== WHAT IS BEING ASKED ==
From the listing that follows, extract every line and set it down unaltered.
--- START DATA EXCERPTS ---
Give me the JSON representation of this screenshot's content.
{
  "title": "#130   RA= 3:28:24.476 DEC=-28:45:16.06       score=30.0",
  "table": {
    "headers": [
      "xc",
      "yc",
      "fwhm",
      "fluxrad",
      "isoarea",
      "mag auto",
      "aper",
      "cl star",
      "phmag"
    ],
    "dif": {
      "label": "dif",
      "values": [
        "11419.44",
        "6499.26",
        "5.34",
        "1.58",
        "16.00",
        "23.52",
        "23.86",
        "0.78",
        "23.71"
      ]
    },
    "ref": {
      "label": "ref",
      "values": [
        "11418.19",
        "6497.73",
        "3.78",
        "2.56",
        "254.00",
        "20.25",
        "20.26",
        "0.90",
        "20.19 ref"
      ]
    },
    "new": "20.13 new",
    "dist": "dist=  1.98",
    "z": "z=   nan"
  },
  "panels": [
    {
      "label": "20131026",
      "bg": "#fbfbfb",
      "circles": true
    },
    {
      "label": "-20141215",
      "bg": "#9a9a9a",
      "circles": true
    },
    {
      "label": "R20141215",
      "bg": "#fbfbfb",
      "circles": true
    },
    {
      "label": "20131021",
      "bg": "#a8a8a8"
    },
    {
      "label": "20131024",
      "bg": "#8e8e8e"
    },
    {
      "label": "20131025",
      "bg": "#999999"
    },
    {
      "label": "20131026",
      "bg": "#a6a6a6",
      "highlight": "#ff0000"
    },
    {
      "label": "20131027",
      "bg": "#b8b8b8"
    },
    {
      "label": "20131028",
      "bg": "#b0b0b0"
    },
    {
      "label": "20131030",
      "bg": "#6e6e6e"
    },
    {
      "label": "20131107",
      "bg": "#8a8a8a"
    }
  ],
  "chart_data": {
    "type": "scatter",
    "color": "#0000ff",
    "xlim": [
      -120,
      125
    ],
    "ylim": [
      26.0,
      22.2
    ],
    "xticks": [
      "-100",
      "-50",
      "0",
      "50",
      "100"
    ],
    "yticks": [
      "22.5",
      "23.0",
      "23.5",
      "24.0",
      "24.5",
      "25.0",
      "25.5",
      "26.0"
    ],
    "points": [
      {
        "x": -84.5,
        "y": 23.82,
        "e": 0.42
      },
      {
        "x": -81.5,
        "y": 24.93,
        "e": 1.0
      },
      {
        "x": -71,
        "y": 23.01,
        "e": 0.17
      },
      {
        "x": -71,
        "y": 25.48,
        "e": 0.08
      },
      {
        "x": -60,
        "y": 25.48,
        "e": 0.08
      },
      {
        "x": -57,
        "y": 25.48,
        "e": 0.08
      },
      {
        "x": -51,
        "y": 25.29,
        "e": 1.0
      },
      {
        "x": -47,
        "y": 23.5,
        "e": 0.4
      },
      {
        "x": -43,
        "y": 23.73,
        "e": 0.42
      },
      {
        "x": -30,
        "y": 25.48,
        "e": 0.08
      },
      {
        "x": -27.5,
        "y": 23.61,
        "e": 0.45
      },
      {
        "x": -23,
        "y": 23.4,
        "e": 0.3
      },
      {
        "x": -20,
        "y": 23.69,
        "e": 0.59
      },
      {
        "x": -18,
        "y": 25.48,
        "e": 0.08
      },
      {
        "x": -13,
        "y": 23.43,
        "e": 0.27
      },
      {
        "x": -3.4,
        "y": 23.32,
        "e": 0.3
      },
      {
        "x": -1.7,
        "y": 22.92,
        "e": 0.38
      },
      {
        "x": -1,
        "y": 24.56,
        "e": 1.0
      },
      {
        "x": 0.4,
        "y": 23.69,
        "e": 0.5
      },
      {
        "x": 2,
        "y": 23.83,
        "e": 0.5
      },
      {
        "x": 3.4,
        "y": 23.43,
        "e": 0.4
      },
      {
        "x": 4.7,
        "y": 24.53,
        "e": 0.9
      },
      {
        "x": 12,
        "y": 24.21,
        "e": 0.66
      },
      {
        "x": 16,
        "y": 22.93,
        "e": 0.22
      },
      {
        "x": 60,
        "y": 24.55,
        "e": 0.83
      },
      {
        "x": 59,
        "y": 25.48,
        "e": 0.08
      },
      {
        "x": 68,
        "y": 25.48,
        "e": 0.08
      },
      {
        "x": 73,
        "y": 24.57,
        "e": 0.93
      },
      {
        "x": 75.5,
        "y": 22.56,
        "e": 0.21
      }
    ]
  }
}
--- END DATA EXCERPTS ---
== TASK RESPONSE ==
Give me the JSON representation of this screenshot's content.
{
  "title": "#130   RA= 3:28:24.476 DEC=-28:45:16.06       score=30.0",
  "table": {
    "headers": [
      "xc",
      "yc",
      "fwhm",
      "fluxrad",
      "isoarea",
      "mag auto",
      "aper",
      "cl star",
      "phmag"
    ],
    "dif": {
      "label": "dif",
      "values": [
        "11419.44",
        "6499.26",
        "5.34",
        "1.58",
        "16.00",
        "23.52",
        "23.86",
        "0.78",
        "23.71"
      ]
    },
    "ref": {
      "label": "ref",
      "values": [
        "11418.19",
        "6497.73",
        "3.78",
        "2.56",
        "254.00",
        "20.25",
        "20.26",
        "0.90",
        "20.19 ref"
      ]
    },
    "new": "20.13 new",
    "dist": "dist=  1.98",
    "z": "z=   nan"
  },
  "panels": [
    {
      "label": "20131026",
      "bg": "#fbfbfb",
      "circles": true
    },
    {
      "label": "-20141215",
      "bg": "#9a9a9a",
      "circles": true
    },
    {
      "label": "R20141215",
      "bg": "#fbfbfb",
      "circles": true
    },
    {
      "label": "20131021",
      "bg": "#a8a8a8"
    },
    {
      "label": "20131024",
      "bg": "#8e8e8e"
    },
    {
      "label": "20131025",
      "bg": "#999999"
    },
    {
      "label": "20131026",
      "bg": "#a6a6a6",
      "highlight": "#ff0000"
    },
    {
      "label": "20131027",
      "bg": "#b8b8b8"
    },
    {
      "label": "20131028",
      "bg": "#b0b0b0"
    },
    {
      "label": "20131030",
      "bg": "#6e6e6e"
    },
    {
      "label": "20131107",
      "bg": "#8a8a8a"
    }
  ],
  "chart_data": {
    "type": "scatter",
    "color": "#0000ff",
    "xlim": [
      -120,
      125
    ],
    "ylim": [
      26.0,
      22.2
    ],
    "xticks": [
      "-100",
      "-50",
      "0",
      "50",
      "100"
    ],
    "yticks": [
      "22.5",
      "23.0",
      "23.5",
      "24.0",
      "24.5",
      "25.0",
      "25.5",
      "26.0"
    ],
    "points": [
      {
        "x": -84.5,
        "y": 23.82,
        "e": 0.42
      },
      {
        "x": -81.5,
        "y": 24.93,
        "e": 1.0
      },
      {
        "x": -71,
        "y": 23.01,
        "e": 0.17
      },
      {
        "x": -71,
        "y": 25.48,
        "e": 0.08
      },
      {
        "x": -60,
        "y": 25.48,
        "e": 0.08
      },
      {
        "x": -57,
        "y": 25.48,
        "e": 0.08
      },
      {
        "x": -51,
        "y": 25.29,
        "e": 1.0
      },
      {
        "x": -47,
        "y": 23.5,
        "e": 0.4
      },
      {
        "x": -43,
        "y": 23.73,
        "e": 0.42
      },
      {
        "x": -30,
        "y": 25.48,
        "e": 0.08
      },
      {
        "x": -27.5,
        "y": 23.61,
        "e": 0.45
      },
      {
        "x": -23,
        "y": 23.4,
        "e": 0.3
      },
      {
        "x": -20,
        "y": 23.69,
        "e": 0.59
      },
      {
        "x": -18,
        "y": 25.48,
        "e": 0.08
      },
      {
        "x": -13,
        "y": 23.43,
        "e": 0.27
      },
      {
        "x": -3.4,
        "y": 23.32,
        "e": 0.3
      },
      {
        "x": -1.7,
        "y": 22.92,
        "e": 0.38
      },
      {
        "x": -1,
        "y": 24.56,
        "e": 1.0
      },
      {
        "x": 0.4,
        "y": 23.69,
        "e": 0.5
      },
      {
        "x": 2,
        "y": 23.83,
        "e": 0.5
      },
      {
        "x": 3.4,
        "y": 23.43,
        "e": 0.4
      },
      {
        "x": 4.7,
        "y": 24.53,
        "e": 0.9
      },
      {
        "x": 12,
        "y": 24.21,
        "e": 0.66
      },
      {
        "x": 16,
        "y": 22.93,
        "e": 0.22
      },
      {
        "x": 60,
        "y": 24.55,
        "e": 0.83
      },
      {
        "x": 59,
        "y": 25.48,
        "e": 0.08
      },
      {
        "x": 68,
        "y": 25.48,
        "e": 0.08
      },
      {
        "x": 73,
        "y": 24.57,
        "e": 0.93
      },
      {
        "x": 75.5,
        "y": 22.56,
        "e": 0.21
      }
    ]
  }
}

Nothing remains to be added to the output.